▶ **Excerpted passage**:
===============

Rev. William Clark was an Anglican priest from Massachusetts.

Clark was the son of Rev. Peter of Danvers, Massachusetts. After he was graduated from Harvard College in 1759, he was an interim preacher in various congregational churches around Boston. Several years later, he announced his intention to convert to Anglicanism to the Episcopal Convention in Boston. He was then assigned as a reader to the congregations in Dedham and Stoughton, Massachusetts. After traveling to England for ordination, Clark returned to Dedham.

On May 26, 1770, Clark married Mary Richards. (Note: The daughter of Timothy Richards.) That same year, he commented with disdain on the republican sensibilities of Dedhamites. He found their notions of liberty to be more akin to licentiousness, and asked to be transferred to congregations in Georgetown, Maine or Annapolis, Nova Scotia, but was refused by the Society for the Propagation of the Gospel. The Society functioned as his employer, and paid £20 of his £50 salary.

As his territory stretched into Stoughton, he attempted to move there but the Dedham Selectmen declared him to be a non-resident and cut off his salary from the taxes his parishioners paid. Additionally, he found Stoughton to be inhabited by "a low, vulgar sort of people, and it is noted for its various kinds of vices."

In April 1776, the General Court ordered him to be arrested as a Tory, but he was never brought into custody. The people of Dedham stoned his church and then took it over for use as a military storehouse. From then on, Clark would secretly conduct services in his house.

By March 1777, Clark announced that he would cease preaching; such an action was easier to swallow than eliminating prayers for the king. On May 19, 1777, he was charged by the Board of Selectmen in Dedham of being a traitor to the American Revolution. Two days alter, on May 21, he was surrounded by a mob as he went home, but "escaped on my parole." The mob was upset that he had provided a letter of recommendation to a loyalist whom they had previously run out of town after stealing his farming utensils and other property.

===============

▶ **Data segment**:
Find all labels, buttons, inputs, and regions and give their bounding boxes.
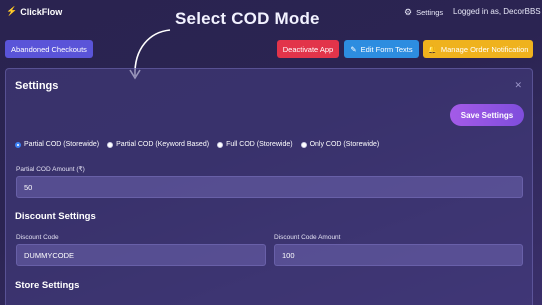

===============

▶ **What to work on**:
1. Reproduce the part of the William Clark passage starting with "In April 1776, the" and going on through "in his house.".
2. In the William Clark passage, how much of Clark's £50 salary did the Society for the Propagation of the Gospel pay?

▶ **Results of the exercise**:
1.
In April 1776, the General Court ordered him to be arrested as a Tory, but he was never brought into custody. The people of Dedham stoned his church and then took it over for use as a military storehouse. From then on, Clark would secretly conduct services in his house.

2. £20